* GIVEN INSTRUCTION
Repeat every line of the listing below exactly, minus the pictures.

* STORED ROWS

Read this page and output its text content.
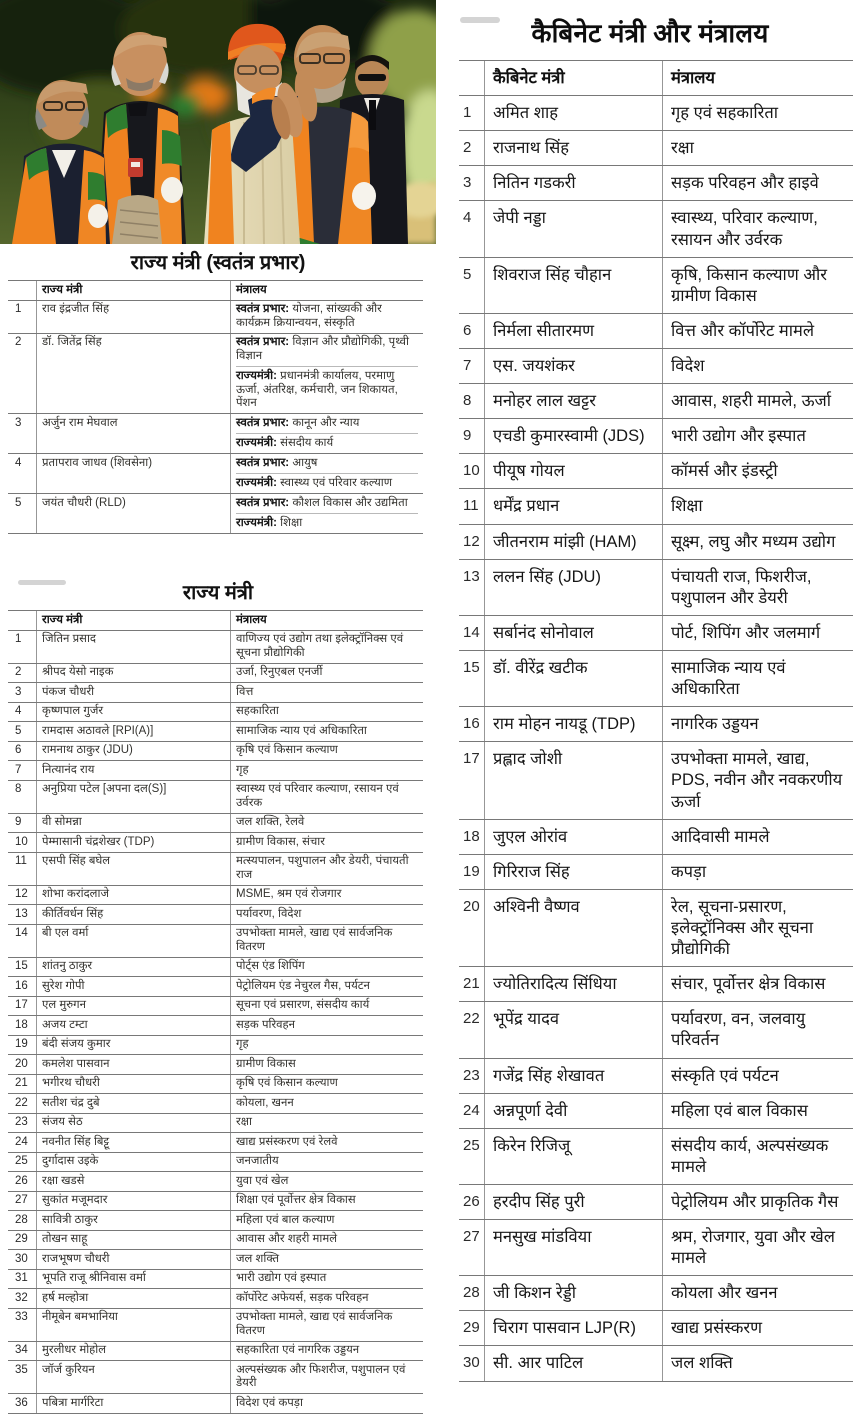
राज्य मंत्री (स्वतंत्र प्रभार)
राज्य मंत्री	मंत्रालय
1	राव इंद्रजीत सिंह	स्वतंत्र प्रभार: योजना, सांख्यकी और कार्यक्रम क्रियान्वयन, संस्कृति
2	डॉ. जितेंद्र सिंह	स्वतंत्र प्रभार: विज्ञान और प्रौद्योगिकी, पृथ्वी विज्ञान
राज्यमंत्री: प्रधानमंत्री कार्यालय, परमाणु ऊर्जा, अंतरिक्ष, कर्मचारी, जन शिकायत, पेंशन
3	अर्जुन राम मेघवाल	स्वतंत्र प्रभार: कानून और न्याय
राज्यमंत्री: संसदीय कार्य
4	प्रतापराव जाधव (शिवसेना)	स्वतंत्र प्रभार: आयुष
राज्यमंत्री: स्वास्थ्य एवं परिवार कल्याण
5	जयंत चौधरी (RLD)	स्वतंत्र प्रभार: कौशल विकास और उद्यमिता
राज्यमंत्री: शिक्षा
राज्य मंत्री
राज्य मंत्री	मंत्रालय
1	जितिन प्रसाद	वाणिज्य एवं उद्योग तथा इलेक्ट्रॉनिक्स एवं सूचना प्रौद्योगिकी
2	श्रीपद येसो नाइक	उर्जा, रिनुएबल एनर्जी
3	पंकज चौधरी	वित्त
4	कृष्णपाल गुर्जर	सहकारिता
5	रामदास अठावले [RPI(A)]	सामाजिक न्याय एवं अधिकारिता
6	रामनाथ ठाकुर (JDU)	कृषि एवं किसान कल्याण
7	नित्यानंद राय	गृह
8	अनुप्रिया पटेल [अपना दल(S)]	स्वास्थ्य एवं परिवार कल्याण, रसायन एवं उर्वरक
9	वी सोमन्ना	जल शक्ति, रेलवे
10	पेम्मासानी चंद्रशेखर (TDP)	ग्रामीण विकास, संचार
11	एसपी सिंह बघेल	मत्स्यपालन, पशुपालन और डेयरी, पंचायती राज
12	शोभा करांदलाजे	MSME, श्रम एवं रोजगार
13	कीर्तिवर्धन सिंह	पर्यावरण, विदेश
14	बी एल वर्मा	उपभोक्ता मामले, खाद्य एवं सार्वजनिक वितरण
15	शांतनु ठाकुर	पोर्ट्स एंड शिपिंग
16	सुरेश गोपी	पेट्रोलियम एंड नेचुरल गैस, पर्यटन
17	एल मुरुगन	सूचना एवं प्रसारण, संसदीय कार्य
18	अजय टम्टा	सड़क परिवहन
19	बंदी संजय कुमार	गृह
20	कमलेश पासवान	ग्रामीण विकास
21	भगीरथ चौधरी	कृषि एवं किसान कल्याण
22	सतीश चंद्र दुबे	कोयला, खनन
23	संजय सेठ	रक्षा
24	नवनीत सिंह बिट्टू	खाद्य प्रसंस्करण एवं रेलवे
25	दुर्गादास उइके	जनजातीय
26	रक्षा खडसे	युवा एवं खेल
27	सुकांत मजूमदार	शिक्षा एवं पूर्वोत्तर क्षेत्र विकास
28	सावित्री ठाकुर	महिला एवं बाल कल्याण
29	तोखन साहू	आवास और शहरी मामले
30	राजभूषण चौधरी	जल शक्ति
31	भूपति राजू श्रीनिवास वर्मा	भारी उद्योग एवं इस्पात
32	हर्ष मल्होत्रा	कॉर्पोरेट अफेयर्स, सड़क परिवहन
33	नीमूबेन बमभानिया	उपभोक्ता मामले, खाद्य एवं सार्वजनिक वितरण
34	मुरलीधर मोहोल	सहकारिता एवं नागरिक उड्डयन
35	जॉर्ज कुरियन	अल्पसंख्यक और फिशरीज, पशुपालन एवं डेयरी
36	पबित्रा मार्गरिटा	विदेश एवं कपड़ा
कैबिनेट मंत्री और मंत्रालय
कैबिनेट मंत्री	मंत्रालय
1	अमित शाह	गृह एवं सहकारिता
2	राजनाथ सिंह	रक्षा
3	नितिन गडकरी	सड़क परिवहन और हाइवे
4	जेपी नड्डा	स्वास्थ्य, परिवार कल्याण, रसायन और उर्वरक
5	शिवराज सिंह चौहान	कृषि, किसान कल्याण और ग्रामीण विकास
6	निर्मला सीतारमण	वित्त और कॉर्पोरेट मामले
7	एस. जयशंकर	विदेश
8	मनोहर लाल खट्टर	आवास, शहरी मामले, ऊर्जा
9	एचडी कुमारस्वामी (JDS)	भारी उद्योग और इस्पात
10 पीयूष गोयल	कॉमर्स और इंडस्ट्री
11 धर्मेंद्र प्रधान	शिक्षा
12 जीतनराम मांझी (HAM)	सूक्ष्म, लघु और मध्यम उद्योग
13 ललन सिंह (JDU)	पंचायती राज, फिशरीज, पशुपालन और डेयरी
14 सर्बानंद सोनोवाल	पोर्ट, शिपिंग और जलमार्ग
15 डॉ. वीरेंद्र खटीक	सामाजिक न्याय एवं अधिकारिता
16 राम मोहन नायडू (TDP)	नागरिक उड्डयन
17 प्रह्लाद जोशी	उपभोक्ता मामले, खाद्य, PDS, नवीन और नवकरणीय ऊर्जा
18 जुएल ओरांव	आदिवासी मामले
19 गिरिराज सिंह	कपड़ा
20 अश्विनी वैष्णव	रेल, सूचना-प्रसारण, इलेक्ट्रॉनिक्स और सूचना प्रौद्योगिकी
21 ज्योतिरादित्य सिंधिया	संचार, पूर्वोत्तर क्षेत्र विकास
22 भूपेंद्र यादव	पर्यावरण, वन, जलवायु परिवर्तन
23 गजेंद्र सिंह शेखावत	संस्कृति एवं पर्यटन
24 अन्नपूर्णा देवी	महिला एवं बाल विकास
25 किरेन रिजिजू	संसदीय कार्य, अल्पसंख्यक मामले
26 हरदीप सिंह पुरी	पेट्रोलियम और प्राकृतिक गैस
27 मनसुख मांडविया	श्रम, रोजगार, युवा और खेल मामले
28 जी किशन रेड्डी	कोयला और खनन
29 चिराग पासवान LJP(R)	खाद्य प्रसंस्करण
30 सी. आर पाटिल	जल शक्ति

* FINISHED ANSWER
Read this page and output its text content.
राज्य मंत्री (स्वतंत्र प्रभार)
राज्य मंत्री	मंत्रालय
1	राव इंद्रजीत सिंह	स्वतंत्र प्रभार: योजना, सांख्यकी और कार्यक्रम क्रियान्वयन, संस्कृति
2	डॉ. जितेंद्र सिंह	स्वतंत्र प्रभार: विज्ञान और प्रौद्योगिकी, पृथ्वी विज्ञान
राज्यमंत्री: प्रधानमंत्री कार्यालय, परमाणु ऊर्जा, अंतरिक्ष, कर्मचारी, जन शिकायत, पेंशन
3	अर्जुन राम मेघवाल	स्वतंत्र प्रभार: कानून और न्याय
राज्यमंत्री: संसदीय कार्य
4	प्रतापराव जाधव (शिवसेना)	स्वतंत्र प्रभार: आयुष
राज्यमंत्री: स्वास्थ्य एवं परिवार कल्याण
5	जयंत चौधरी (RLD)	स्वतंत्र प्रभार: कौशल विकास और उद्यमिता
राज्यमंत्री: शिक्षा
राज्य मंत्री
राज्य मंत्री	मंत्रालय
1	जितिन प्रसाद	वाणिज्य एवं उद्योग तथा इलेक्ट्रॉनिक्स एवं सूचना प्रौद्योगिकी
2	श्रीपद येसो नाइक	उर्जा, रिनुएबल एनर्जी
3	पंकज चौधरी	वित्त
4	कृष्णपाल गुर्जर	सहकारिता
5	रामदास अठावले [RPI(A)]	सामाजिक न्याय एवं अधिकारिता
6	रामनाथ ठाकुर (JDU)	कृषि एवं किसान कल्याण
7	नित्यानंद राय	गृह
8	अनुप्रिया पटेल [अपना दल(S)]	स्वास्थ्य एवं परिवार कल्याण, रसायन एवं उर्वरक
9	वी सोमन्ना	जल शक्ति, रेलवे
10	पेम्मासानी चंद्रशेखर (TDP)	ग्रामीण विकास, संचार
11	एसपी सिंह बघेल	मत्स्यपालन, पशुपालन और डेयरी, पंचायती राज
12	शोभा करांदलाजे	MSME, श्रम एवं रोजगार
13	कीर्तिवर्धन सिंह	पर्यावरण, विदेश
14	बी एल वर्मा	उपभोक्ता मामले, खाद्य एवं सार्वजनिक वितरण
15	शांतनु ठाकुर	पोर्ट्स एंड शिपिंग
16	सुरेश गोपी	पेट्रोलियम एंड नेचुरल गैस, पर्यटन
17	एल मुरुगन	सूचना एवं प्रसारण, संसदीय कार्य
18	अजय टम्टा	सड़क परिवहन
19	बंदी संजय कुमार	गृह
20	कमलेश पासवान	ग्रामीण विकास
21	भगीरथ चौधरी	कृषि एवं किसान कल्याण
22	सतीश चंद्र दुबे	कोयला, खनन
23	संजय सेठ	रक्षा
24	नवनीत सिंह बिट्टू	खाद्य प्रसंस्करण एवं रेलवे
25	दुर्गादास उइके	जनजातीय
26	रक्षा खडसे	युवा एवं खेल
27	सुकांत मजूमदार	शिक्षा एवं पूर्वोत्तर क्षेत्र विकास
28	सावित्री ठाकुर	महिला एवं बाल कल्याण
29	तोखन साहू	आवास और शहरी मामले
30	राजभूषण चौधरी	जल शक्ति
31	भूपति राजू श्रीनिवास वर्मा	भारी उद्योग एवं इस्पात
32	हर्ष मल्होत्रा	कॉर्पोरेट अफेयर्स, सड़क परिवहन
33	नीमूबेन बमभानिया	उपभोक्ता मामले, खाद्य एवं सार्वजनिक वितरण
34	मुरलीधर मोहोल	सहकारिता एवं नागरिक उड्डयन
35	जॉर्ज कुरियन	अल्पसंख्यक और फिशरीज, पशुपालन एवं डेयरी
36	पबित्रा मार्गरिटा	विदेश एवं कपड़ा
कैबिनेट मंत्री और मंत्रालय
कैबिनेट मंत्री	मंत्रालय
1	अमित शाह	गृह एवं सहकारिता
2	राजनाथ सिंह	रक्षा
3	नितिन गडकरी	सड़क परिवहन और हाइवे
4	जेपी नड्डा	स्वास्थ्य, परिवार कल्याण, रसायन और उर्वरक
5	शिवराज सिंह चौहान	कृषि, किसान कल्याण और ग्रामीण विकास
6	निर्मला सीतारमण	वित्त और कॉर्पोरेट मामले
7	एस. जयशंकर	विदेश
8	मनोहर लाल खट्टर	आवास, शहरी मामले, ऊर्जा
9	एचडी कुमारस्वामी (JDS)	भारी उद्योग और इस्पात
10 पीयूष गोयल	कॉमर्स और इंडस्ट्री
11 धर्मेंद्र प्रधान	शिक्षा
12 जीतनराम मांझी (HAM)	सूक्ष्म, लघु और मध्यम उद्योग
13 ललन सिंह (JDU)	पंचायती राज, फिशरीज, पशुपालन और डेयरी
14 सर्बानंद सोनोवाल	पोर्ट, शिपिंग और जलमार्ग
15 डॉ. वीरेंद्र खटीक	सामाजिक न्याय एवं अधिकारिता
16 राम मोहन नायडू (TDP)	नागरिक उड्डयन
17 प्रह्लाद जोशी	उपभोक्ता मामले, खाद्य, PDS, नवीन और नवकरणीय ऊर्जा
18 जुएल ओरांव	आदिवासी मामले
19 गिरिराज सिंह	कपड़ा
20 अश्विनी वैष्णव	रेल, सूचना-प्रसारण, इलेक्ट्रॉनिक्स और सूचना प्रौद्योगिकी
21 ज्योतिरादित्य सिंधिया	संचार, पूर्वोत्तर क्षेत्र विकास
22 भूपेंद्र यादव	पर्यावरण, वन, जलवायु परिवर्तन
23 गजेंद्र सिंह शेखावत	संस्कृति एवं पर्यटन
24 अन्नपूर्णा देवी	महिला एवं बाल विकास
25 किरेन रिजिजू	संसदीय कार्य, अल्पसंख्यक मामले
26 हरदीप सिंह पुरी	पेट्रोलियम और प्राकृतिक गैस
27 मनसुख मांडविया	श्रम, रोजगार, युवा और खेल मामले
28 जी किशन रेड्डी	कोयला और खनन
29 चिराग पासवान LJP(R)	खाद्य प्रसंस्करण
30 सी. आर पाटिल	जल शक्ति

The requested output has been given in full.